Exercise:
Copy every line from the records below that holds the word "thiên".

BEGIN Rows

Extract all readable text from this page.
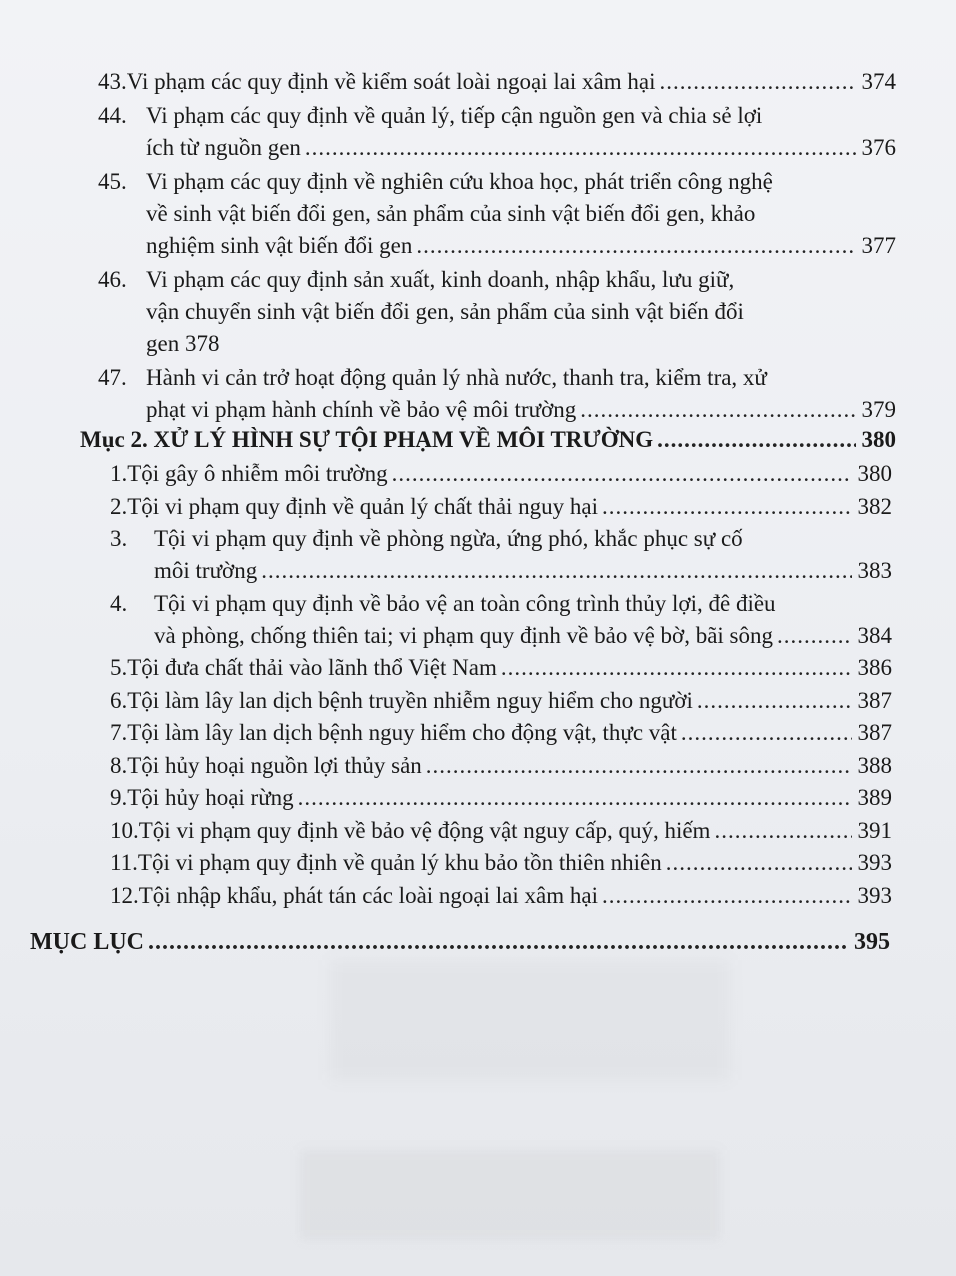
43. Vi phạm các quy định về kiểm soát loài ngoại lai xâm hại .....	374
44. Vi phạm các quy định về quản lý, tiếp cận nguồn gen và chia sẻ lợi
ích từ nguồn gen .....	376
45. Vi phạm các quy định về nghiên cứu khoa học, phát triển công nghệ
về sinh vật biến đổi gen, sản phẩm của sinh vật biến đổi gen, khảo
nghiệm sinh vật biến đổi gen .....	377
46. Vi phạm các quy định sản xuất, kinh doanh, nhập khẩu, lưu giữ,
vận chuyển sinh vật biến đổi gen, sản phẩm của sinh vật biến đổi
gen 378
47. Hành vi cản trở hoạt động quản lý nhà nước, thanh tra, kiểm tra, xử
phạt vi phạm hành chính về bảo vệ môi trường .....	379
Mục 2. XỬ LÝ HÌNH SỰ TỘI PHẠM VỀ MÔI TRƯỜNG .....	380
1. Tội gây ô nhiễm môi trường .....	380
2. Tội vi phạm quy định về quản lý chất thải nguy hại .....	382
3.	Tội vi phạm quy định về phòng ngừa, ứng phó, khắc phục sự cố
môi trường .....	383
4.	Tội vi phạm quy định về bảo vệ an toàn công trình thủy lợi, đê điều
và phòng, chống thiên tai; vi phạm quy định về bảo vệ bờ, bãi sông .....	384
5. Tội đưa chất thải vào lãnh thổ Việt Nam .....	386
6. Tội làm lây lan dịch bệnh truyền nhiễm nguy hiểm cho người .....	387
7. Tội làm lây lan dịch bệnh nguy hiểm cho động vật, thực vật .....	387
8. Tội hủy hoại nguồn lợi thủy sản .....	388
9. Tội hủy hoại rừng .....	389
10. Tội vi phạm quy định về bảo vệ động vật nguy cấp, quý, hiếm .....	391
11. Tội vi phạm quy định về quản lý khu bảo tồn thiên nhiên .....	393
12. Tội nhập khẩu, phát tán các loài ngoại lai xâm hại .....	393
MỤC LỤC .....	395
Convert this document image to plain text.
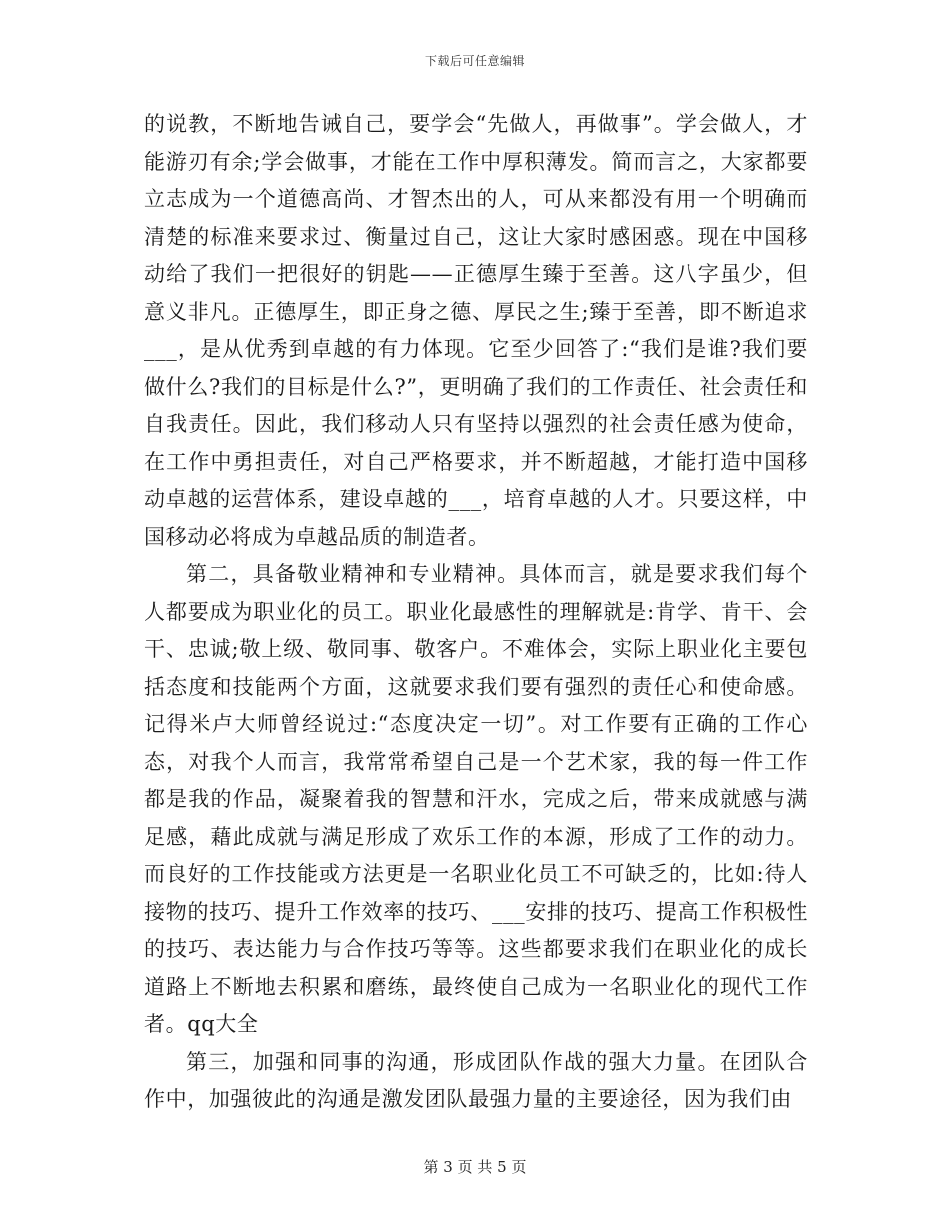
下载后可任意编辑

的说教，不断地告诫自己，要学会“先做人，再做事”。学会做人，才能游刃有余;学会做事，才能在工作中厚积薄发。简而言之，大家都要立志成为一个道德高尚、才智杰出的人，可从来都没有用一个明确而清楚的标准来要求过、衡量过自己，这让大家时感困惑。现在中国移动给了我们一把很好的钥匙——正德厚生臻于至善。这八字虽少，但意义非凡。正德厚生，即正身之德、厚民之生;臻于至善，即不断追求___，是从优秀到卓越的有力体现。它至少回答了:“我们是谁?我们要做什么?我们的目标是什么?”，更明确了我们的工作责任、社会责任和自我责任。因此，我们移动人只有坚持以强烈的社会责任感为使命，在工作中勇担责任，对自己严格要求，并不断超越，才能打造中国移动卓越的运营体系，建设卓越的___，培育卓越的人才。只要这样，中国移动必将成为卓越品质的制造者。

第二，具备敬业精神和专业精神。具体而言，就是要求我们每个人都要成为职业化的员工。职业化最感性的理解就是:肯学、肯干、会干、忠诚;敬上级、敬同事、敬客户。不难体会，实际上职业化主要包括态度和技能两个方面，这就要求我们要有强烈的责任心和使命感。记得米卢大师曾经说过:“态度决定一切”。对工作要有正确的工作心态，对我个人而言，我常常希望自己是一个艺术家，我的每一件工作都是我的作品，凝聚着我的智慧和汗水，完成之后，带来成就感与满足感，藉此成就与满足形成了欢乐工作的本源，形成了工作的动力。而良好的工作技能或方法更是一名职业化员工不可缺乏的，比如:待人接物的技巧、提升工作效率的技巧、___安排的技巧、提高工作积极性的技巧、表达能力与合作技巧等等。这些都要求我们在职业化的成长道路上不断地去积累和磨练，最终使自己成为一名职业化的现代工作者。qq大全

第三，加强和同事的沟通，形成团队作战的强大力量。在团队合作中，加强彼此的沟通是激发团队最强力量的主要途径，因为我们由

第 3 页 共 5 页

END Rows
BEGIN Rows

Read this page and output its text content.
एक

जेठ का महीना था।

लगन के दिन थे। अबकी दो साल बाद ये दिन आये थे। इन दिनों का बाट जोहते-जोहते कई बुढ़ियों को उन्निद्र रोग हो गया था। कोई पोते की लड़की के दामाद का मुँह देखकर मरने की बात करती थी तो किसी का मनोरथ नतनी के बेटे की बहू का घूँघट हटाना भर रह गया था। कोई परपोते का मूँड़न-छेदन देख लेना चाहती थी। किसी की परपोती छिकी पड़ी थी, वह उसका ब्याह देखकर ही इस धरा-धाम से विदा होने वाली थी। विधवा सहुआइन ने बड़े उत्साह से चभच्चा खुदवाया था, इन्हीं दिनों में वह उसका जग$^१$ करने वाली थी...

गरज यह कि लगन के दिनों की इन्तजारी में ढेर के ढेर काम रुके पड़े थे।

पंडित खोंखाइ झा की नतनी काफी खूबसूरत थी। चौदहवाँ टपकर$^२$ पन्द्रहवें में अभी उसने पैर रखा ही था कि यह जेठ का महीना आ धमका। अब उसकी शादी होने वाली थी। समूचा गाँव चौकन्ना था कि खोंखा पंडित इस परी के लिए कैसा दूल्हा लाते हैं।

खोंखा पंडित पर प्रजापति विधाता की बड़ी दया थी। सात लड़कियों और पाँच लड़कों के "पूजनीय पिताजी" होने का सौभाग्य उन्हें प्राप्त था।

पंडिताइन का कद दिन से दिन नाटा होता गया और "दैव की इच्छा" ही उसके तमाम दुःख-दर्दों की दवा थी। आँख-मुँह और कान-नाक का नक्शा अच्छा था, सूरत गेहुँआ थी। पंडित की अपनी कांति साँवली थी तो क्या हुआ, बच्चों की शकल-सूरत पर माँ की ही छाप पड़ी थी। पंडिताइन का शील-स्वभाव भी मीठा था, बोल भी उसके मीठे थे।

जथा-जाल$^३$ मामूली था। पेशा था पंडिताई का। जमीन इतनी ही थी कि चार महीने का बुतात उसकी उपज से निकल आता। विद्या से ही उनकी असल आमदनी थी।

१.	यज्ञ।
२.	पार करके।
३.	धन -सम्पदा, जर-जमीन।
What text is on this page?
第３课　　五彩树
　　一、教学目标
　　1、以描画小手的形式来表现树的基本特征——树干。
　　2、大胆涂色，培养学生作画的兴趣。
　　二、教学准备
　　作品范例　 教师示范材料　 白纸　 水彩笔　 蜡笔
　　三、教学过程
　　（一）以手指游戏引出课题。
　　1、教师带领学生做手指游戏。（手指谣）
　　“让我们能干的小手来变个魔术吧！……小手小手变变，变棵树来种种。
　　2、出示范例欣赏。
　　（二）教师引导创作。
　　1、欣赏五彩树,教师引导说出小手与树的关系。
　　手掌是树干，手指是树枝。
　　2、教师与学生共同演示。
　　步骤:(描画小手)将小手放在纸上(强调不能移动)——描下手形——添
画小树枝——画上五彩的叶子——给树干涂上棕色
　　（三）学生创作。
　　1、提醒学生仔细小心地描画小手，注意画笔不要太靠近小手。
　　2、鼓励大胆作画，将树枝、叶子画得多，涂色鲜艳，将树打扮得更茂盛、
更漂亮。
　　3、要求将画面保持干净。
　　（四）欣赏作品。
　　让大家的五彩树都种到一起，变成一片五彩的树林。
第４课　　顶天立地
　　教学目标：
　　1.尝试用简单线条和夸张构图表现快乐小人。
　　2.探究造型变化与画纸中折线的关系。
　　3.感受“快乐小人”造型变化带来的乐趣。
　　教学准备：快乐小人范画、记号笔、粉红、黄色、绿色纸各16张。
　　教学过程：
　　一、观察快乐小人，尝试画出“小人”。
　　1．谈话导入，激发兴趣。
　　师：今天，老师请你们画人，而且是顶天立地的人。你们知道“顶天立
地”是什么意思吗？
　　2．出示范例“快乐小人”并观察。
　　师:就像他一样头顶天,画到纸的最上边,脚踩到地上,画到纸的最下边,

END Rows

Answer:
và phòng, chống thiên tai; vi phạm quy định về bảo vệ bờ, bãi sông .....	384
11. Tội vi phạm quy định về quản lý khu bảo tồn thiên nhiên .....	393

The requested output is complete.